> INSTRUCTIONS FOR THE TASK:
Only an exact copy of the entries, stripped of pictures, will serve as the answer.

Data excerpts:
== Segment start ==

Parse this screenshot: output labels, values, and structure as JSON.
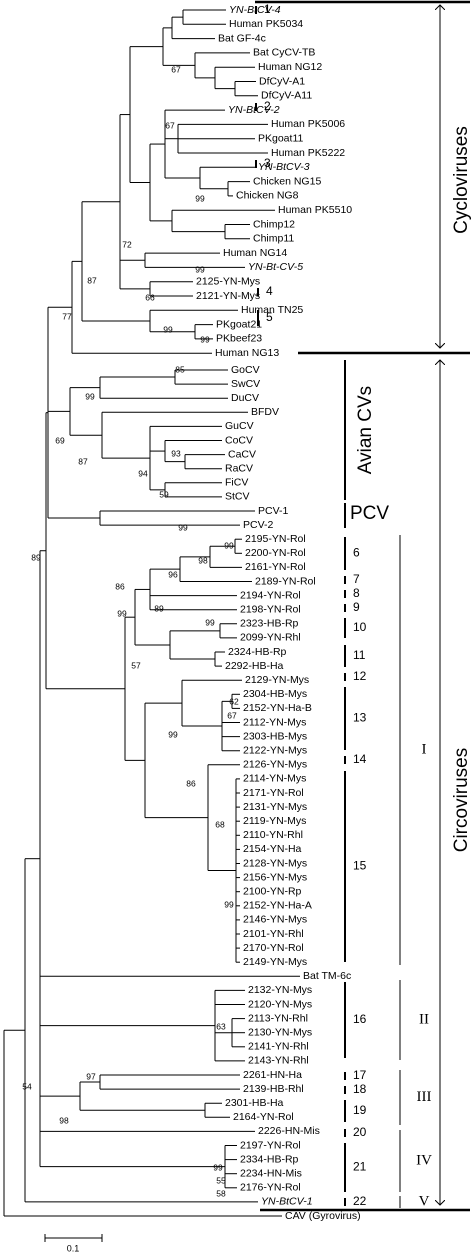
{
  "leaves": [
    "YN-BtCV-4",
    "Human PK5034",
    "Bat GF-4c",
    "Bat CyCV-TB",
    "Human NG12",
    "DfCyV-A1",
    "DfCyV-A11",
    "YN-BtCV-2",
    "Human PK5006",
    "PKgoat11",
    "Human PK5222",
    "YN-BtCV-3",
    "Chicken NG15",
    "Chicken NG8",
    "Human PK5510",
    "Chimp12",
    "Chimp11",
    "Human NG14",
    "YN-Bt-CV-5",
    "2125-YN-Mys",
    "2121-YN-Mys",
    "Human TN25",
    "PKgoat21",
    "PKbeef23",
    "Human NG13",
    "GoCV",
    "SwCV",
    "DuCV",
    "BFDV",
    "GuCV",
    "CoCV",
    "CaCV",
    "RaCV",
    "FiCV",
    "StCV",
    "PCV-1",
    "PCV-2",
    "2195-YN-Rol",
    "2200-YN-Rol",
    "2161-YN-Rol",
    "2189-YN-Rol",
    "2194-YN-Rol",
    "2198-YN-Rol",
    "2323-HB-Rp",
    "2099-YN-Rhl",
    "2324-HB-Rp",
    "2292-HB-Ha",
    "2129-YN-Mys",
    "2304-HB-Mys",
    "2152-YN-Ha-B",
    "2112-YN-Mys",
    "2303-HB-Mys",
    "2122-YN-Mys",
    "2126-YN-Mys",
    "2114-YN-Mys",
    "2171-YN-Rol",
    "2131-YN-Mys",
    "2119-YN-Mys",
    "2110-YN-Rhl",
    "2154-YN-Ha",
    "2128-YN-Mys",
    "2156-YN-Mys",
    "2100-YN-Rp",
    "2152-YN-Ha-A",
    "2146-YN-Mys",
    "2101-YN-Rhl",
    "2170-YN-Rol",
    "2149-YN-Mys",
    "Bat TM-6c",
    "2132-YN-Mys",
    "2120-YN-Mys",
    "2113-YN-Rhl",
    "2130-YN-Mys",
    "2141-YN-Rhl",
    "2143-YN-Rhl",
    "2261-HN-Ha",
    "2139-HB-Rhl",
    "2301-HB-Ha",
    "2164-YN-Rol",
    "2226-HN-Mis",
    "2197-YN-Rol",
    "2334-HB-Rp",
    "2234-HN-Mis",
    "2176-YN-Rol",
    "YN-BtCV-1",
    "CAV (Gyrovirus)"
  ],
  "bootstrap": [
    67,
    67,
    99,
    99,
    72,
    66,
    87,
    77,
    99,
    99,
    85,
    99,
    69,
    87,
    94,
    93,
    59,
    99,
    89,
    99,
    98,
    96,
    86,
    99,
    89,
    99,
    57,
    62,
    67,
    99,
    86,
    68,
    99,
    63,
    54,
    97,
    98,
    99,
    55,
    58
  ],
  "clades": [
    1,
    2,
    3,
    4,
    5,
    6,
    7,
    8,
    9,
    10,
    11,
    12,
    13,
    14,
    15,
    16,
    17,
    18,
    19,
    20,
    21,
    22
  ],
  "groups": {
    "cycloviruses": "Cycloviruses",
    "circoviruses": "Circoviruses",
    "avian": "Avian CVs",
    "pcv": "PCV"
  },
  "subgroups": [
    "I",
    "II",
    "III",
    "IV",
    "V"
  ],
  "scale": "0.1"
}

== Segment end ==

> ANSWER TO THIS PROBLEM:
Parse this screenshot: output labels, values, and structure as JSON.
{
  "leaves": [
    "YN-BtCV-4",
    "Human PK5034",
    "Bat GF-4c",
    "Bat CyCV-TB",
    "Human NG12",
    "DfCyV-A1",
    "DfCyV-A11",
    "YN-BtCV-2",
    "Human PK5006",
    "PKgoat11",
    "Human PK5222",
    "YN-BtCV-3",
    "Chicken NG15",
    "Chicken NG8",
    "Human PK5510",
    "Chimp12",
    "Chimp11",
    "Human NG14",
    "YN-Bt-CV-5",
    "2125-YN-Mys",
    "2121-YN-Mys",
    "Human TN25",
    "PKgoat21",
    "PKbeef23",
    "Human NG13",
    "GoCV",
    "SwCV",
    "DuCV",
    "BFDV",
    "GuCV",
    "CoCV",
    "CaCV",
    "RaCV",
    "FiCV",
    "StCV",
    "PCV-1",
    "PCV-2",
    "2195-YN-Rol",
    "2200-YN-Rol",
    "2161-YN-Rol",
    "2189-YN-Rol",
    "2194-YN-Rol",
    "2198-YN-Rol",
    "2323-HB-Rp",
    "2099-YN-Rhl",
    "2324-HB-Rp",
    "2292-HB-Ha",
    "2129-YN-Mys",
    "2304-HB-Mys",
    "2152-YN-Ha-B",
    "2112-YN-Mys",
    "2303-HB-Mys",
    "2122-YN-Mys",
    "2126-YN-Mys",
    "2114-YN-Mys",
    "2171-YN-Rol",
    "2131-YN-Mys",
    "2119-YN-Mys",
    "2110-YN-Rhl",
    "2154-YN-Ha",
    "2128-YN-Mys",
    "2156-YN-Mys",
    "2100-YN-Rp",
    "2152-YN-Ha-A",
    "2146-YN-Mys",
    "2101-YN-Rhl",
    "2170-YN-Rol",
    "2149-YN-Mys",
    "Bat TM-6c",
    "2132-YN-Mys",
    "2120-YN-Mys",
    "2113-YN-Rhl",
    "2130-YN-Mys",
    "2141-YN-Rhl",
    "2143-YN-Rhl",
    "2261-HN-Ha",
    "2139-HB-Rhl",
    "2301-HB-Ha",
    "2164-YN-Rol",
    "2226-HN-Mis",
    "2197-YN-Rol",
    "2334-HB-Rp",
    "2234-HN-Mis",
    "2176-YN-Rol",
    "YN-BtCV-1",
    "CAV (Gyrovirus)"
  ],
  "bootstrap": [
    67,
    67,
    99,
    99,
    72,
    66,
    87,
    77,
    99,
    99,
    85,
    99,
    69,
    87,
    94,
    93,
    59,
    99,
    89,
    99,
    98,
    96,
    86,
    99,
    89,
    99,
    57,
    62,
    67,
    99,
    86,
    68,
    99,
    63,
    54,
    97,
    98,
    99,
    55,
    58
  ],
  "clades": [
    1,
    2,
    3,
    4,
    5,
    6,
    7,
    8,
    9,
    10,
    11,
    12,
    13,
    14,
    15,
    16,
    17,
    18,
    19,
    20,
    21,
    22
  ],
  "groups": {
    "cycloviruses": "Cycloviruses",
    "circoviruses": "Circoviruses",
    "avian": "Avian CVs",
    "pcv": "PCV"
  },
  "subgroups": [
    "I",
    "II",
    "III",
    "IV",
    "V"
  ],
  "scale": "0.1"
}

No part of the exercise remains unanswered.